Aim of the exercise
Note how many lines in the entries contain the string "Объекта", then give that number and nothing else.

○ ○ ○

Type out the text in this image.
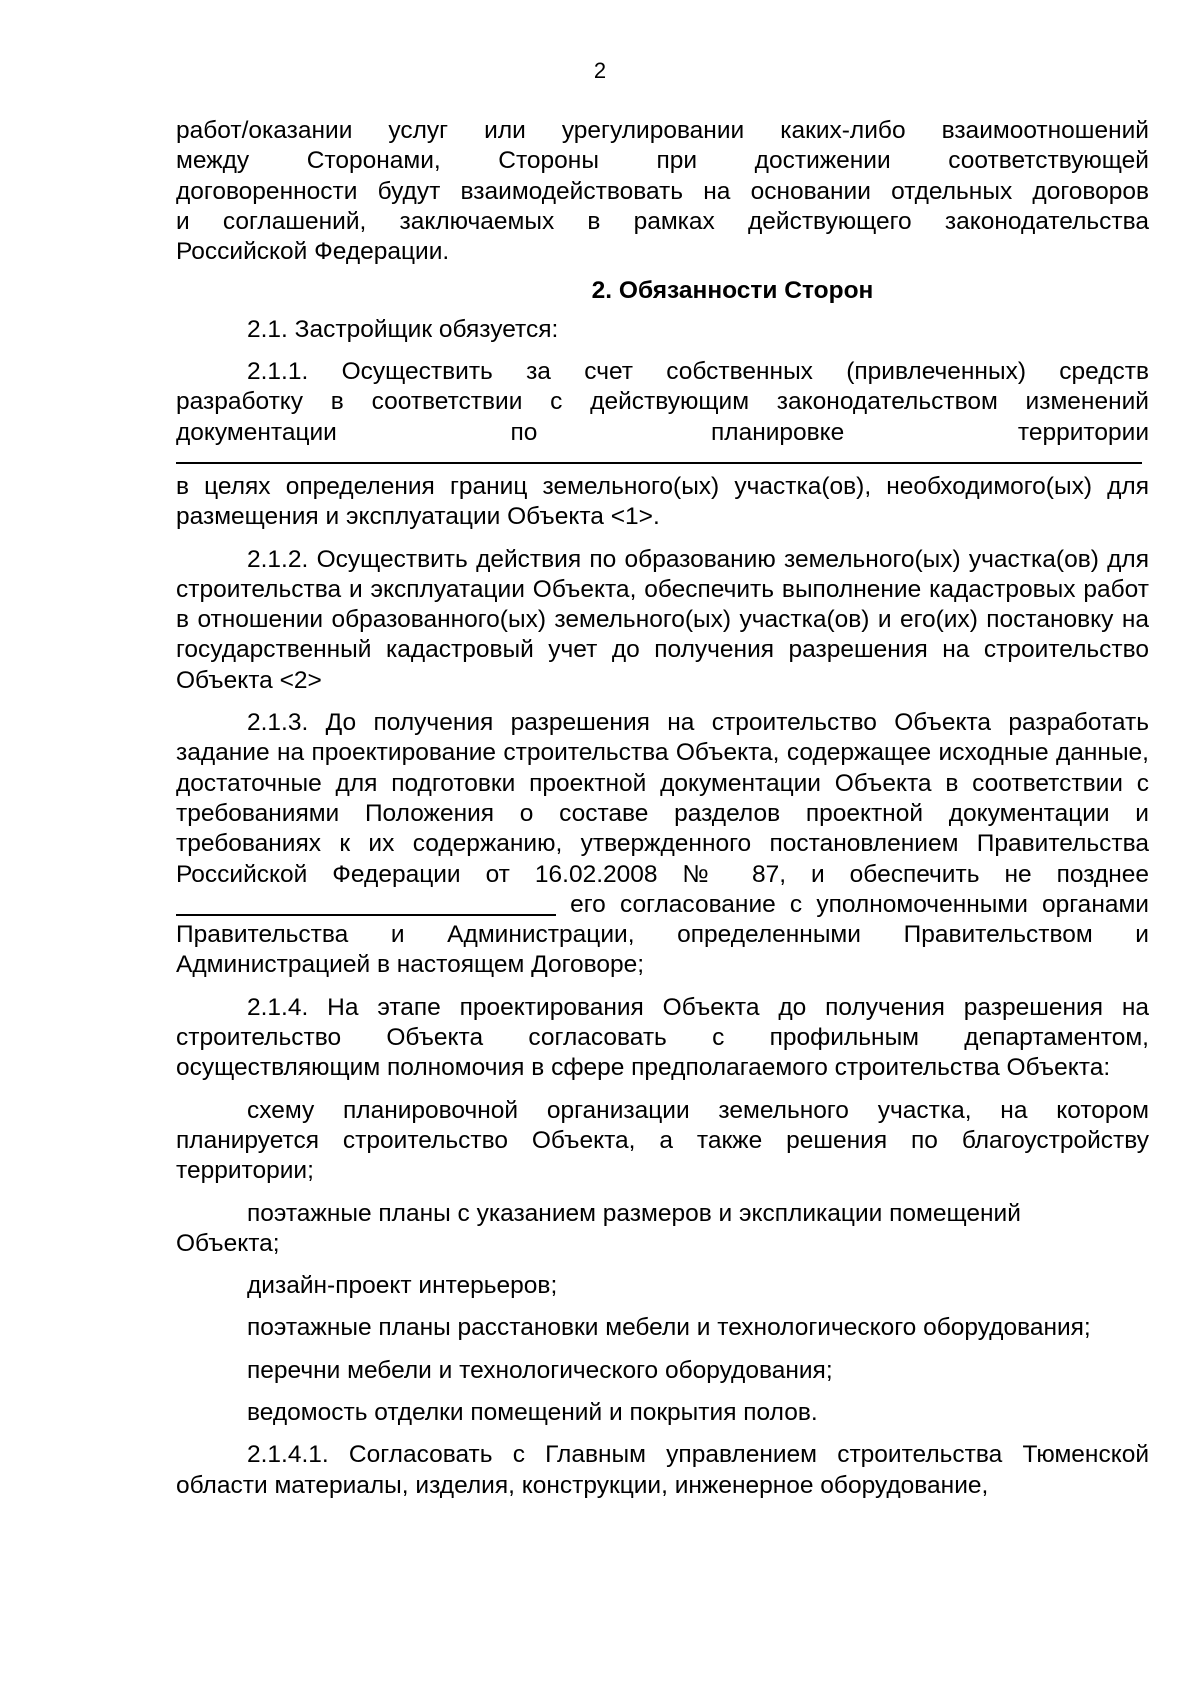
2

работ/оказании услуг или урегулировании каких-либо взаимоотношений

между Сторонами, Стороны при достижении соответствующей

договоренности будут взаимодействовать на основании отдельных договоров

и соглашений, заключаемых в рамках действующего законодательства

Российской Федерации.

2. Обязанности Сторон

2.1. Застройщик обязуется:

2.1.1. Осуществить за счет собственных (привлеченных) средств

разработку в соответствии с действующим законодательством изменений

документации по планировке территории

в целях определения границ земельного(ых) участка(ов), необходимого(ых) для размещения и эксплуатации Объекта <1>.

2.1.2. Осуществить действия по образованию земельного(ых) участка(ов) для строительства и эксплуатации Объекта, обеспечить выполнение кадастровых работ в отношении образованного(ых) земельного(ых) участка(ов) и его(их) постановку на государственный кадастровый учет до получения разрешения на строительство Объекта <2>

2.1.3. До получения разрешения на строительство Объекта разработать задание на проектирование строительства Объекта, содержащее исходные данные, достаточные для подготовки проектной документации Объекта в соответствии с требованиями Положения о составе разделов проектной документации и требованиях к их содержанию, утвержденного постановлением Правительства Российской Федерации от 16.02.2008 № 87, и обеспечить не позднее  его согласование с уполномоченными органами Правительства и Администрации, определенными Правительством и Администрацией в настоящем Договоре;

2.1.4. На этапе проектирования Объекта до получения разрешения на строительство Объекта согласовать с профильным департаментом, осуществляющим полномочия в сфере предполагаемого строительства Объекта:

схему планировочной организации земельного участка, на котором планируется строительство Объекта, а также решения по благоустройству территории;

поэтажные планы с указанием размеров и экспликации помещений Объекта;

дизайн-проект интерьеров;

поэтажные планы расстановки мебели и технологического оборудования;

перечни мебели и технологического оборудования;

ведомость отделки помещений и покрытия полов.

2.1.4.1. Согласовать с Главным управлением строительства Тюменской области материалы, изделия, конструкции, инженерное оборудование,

○ ○ ○

Output
6